(Entries from a dataset)
┏━━
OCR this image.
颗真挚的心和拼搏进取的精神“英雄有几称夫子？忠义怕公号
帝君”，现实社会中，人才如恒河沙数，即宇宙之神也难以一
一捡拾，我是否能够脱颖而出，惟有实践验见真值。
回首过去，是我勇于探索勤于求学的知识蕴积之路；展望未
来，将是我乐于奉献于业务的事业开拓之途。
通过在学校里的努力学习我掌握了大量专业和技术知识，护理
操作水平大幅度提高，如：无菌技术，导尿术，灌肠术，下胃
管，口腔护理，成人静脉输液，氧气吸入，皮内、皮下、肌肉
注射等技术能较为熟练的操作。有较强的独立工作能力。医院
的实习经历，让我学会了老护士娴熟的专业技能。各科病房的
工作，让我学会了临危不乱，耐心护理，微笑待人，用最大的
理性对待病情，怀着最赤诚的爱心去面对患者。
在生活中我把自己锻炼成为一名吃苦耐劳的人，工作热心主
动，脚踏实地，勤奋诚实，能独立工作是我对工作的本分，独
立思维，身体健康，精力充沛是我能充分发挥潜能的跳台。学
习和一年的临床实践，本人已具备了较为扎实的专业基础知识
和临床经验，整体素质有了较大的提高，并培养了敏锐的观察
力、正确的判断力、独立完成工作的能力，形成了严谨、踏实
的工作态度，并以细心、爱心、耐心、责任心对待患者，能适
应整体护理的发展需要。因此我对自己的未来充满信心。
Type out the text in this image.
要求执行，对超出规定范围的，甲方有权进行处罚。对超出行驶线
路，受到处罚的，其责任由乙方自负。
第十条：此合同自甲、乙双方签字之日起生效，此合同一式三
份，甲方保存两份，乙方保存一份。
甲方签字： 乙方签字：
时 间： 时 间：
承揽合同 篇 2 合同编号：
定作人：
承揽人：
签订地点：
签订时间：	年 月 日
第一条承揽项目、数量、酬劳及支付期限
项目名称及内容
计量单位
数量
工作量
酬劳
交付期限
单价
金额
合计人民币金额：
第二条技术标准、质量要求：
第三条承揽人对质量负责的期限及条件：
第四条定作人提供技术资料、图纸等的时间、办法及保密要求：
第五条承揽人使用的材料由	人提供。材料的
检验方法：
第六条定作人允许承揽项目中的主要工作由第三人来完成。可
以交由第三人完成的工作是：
┗━━
*The task*: The records above should be returned exactly.

*In response*:
OCR this image.
颗真挚的心和拼搏进取的精神“英雄有几称夫子？忠义怕公号
帝君”，现实社会中，人才如恒河沙数，即宇宙之神也难以一
一捡拾，我是否能够脱颖而出，惟有实践验见真值。
回首过去，是我勇于探索勤于求学的知识蕴积之路；展望未
来，将是我乐于奉献于业务的事业开拓之途。
通过在学校里的努力学习我掌握了大量专业和技术知识，护理
操作水平大幅度提高，如：无菌技术，导尿术，灌肠术，下胃
管，口腔护理，成人静脉输液，氧气吸入，皮内、皮下、肌肉
注射等技术能较为熟练的操作。有较强的独立工作能力。医院
的实习经历，让我学会了老护士娴熟的专业技能。各科病房的
工作，让我学会了临危不乱，耐心护理，微笑待人，用最大的
理性对待病情，怀着最赤诚的爱心去面对患者。
在生活中我把自己锻炼成为一名吃苦耐劳的人，工作热心主
动，脚踏实地，勤奋诚实，能独立工作是我对工作的本分，独
立思维，身体健康，精力充沛是我能充分发挥潜能的跳台。学
习和一年的临床实践，本人已具备了较为扎实的专业基础知识
和临床经验，整体素质有了较大的提高，并培养了敏锐的观察
力、正确的判断力、独立完成工作的能力，形成了严谨、踏实
的工作态度，并以细心、爱心、耐心、责任心对待患者，能适
应整体护理的发展需要。因此我对自己的未来充满信心。
Type out the text in this image.
要求执行，对超出规定范围的，甲方有权进行处罚。对超出行驶线
路，受到处罚的，其责任由乙方自负。
第十条：此合同自甲、乙双方签字之日起生效，此合同一式三
份，甲方保存两份，乙方保存一份。
甲方签字： 乙方签字：
时 间： 时 间：
承揽合同 篇 2 合同编号：
定作人：
承揽人：
签订地点：
签订时间：	年 月 日
第一条承揽项目、数量、酬劳及支付期限
项目名称及内容
计量单位
数量
工作量
酬劳
交付期限
单价
金额
合计人民币金额：
第二条技术标准、质量要求：
第三条承揽人对质量负责的期限及条件：
第四条定作人提供技术资料、图纸等的时间、办法及保密要求：
第五条承揽人使用的材料由	人提供。材料的
检验方法：
第六条定作人允许承揽项目中的主要工作由第三人来完成。可
以交由第三人完成的工作是：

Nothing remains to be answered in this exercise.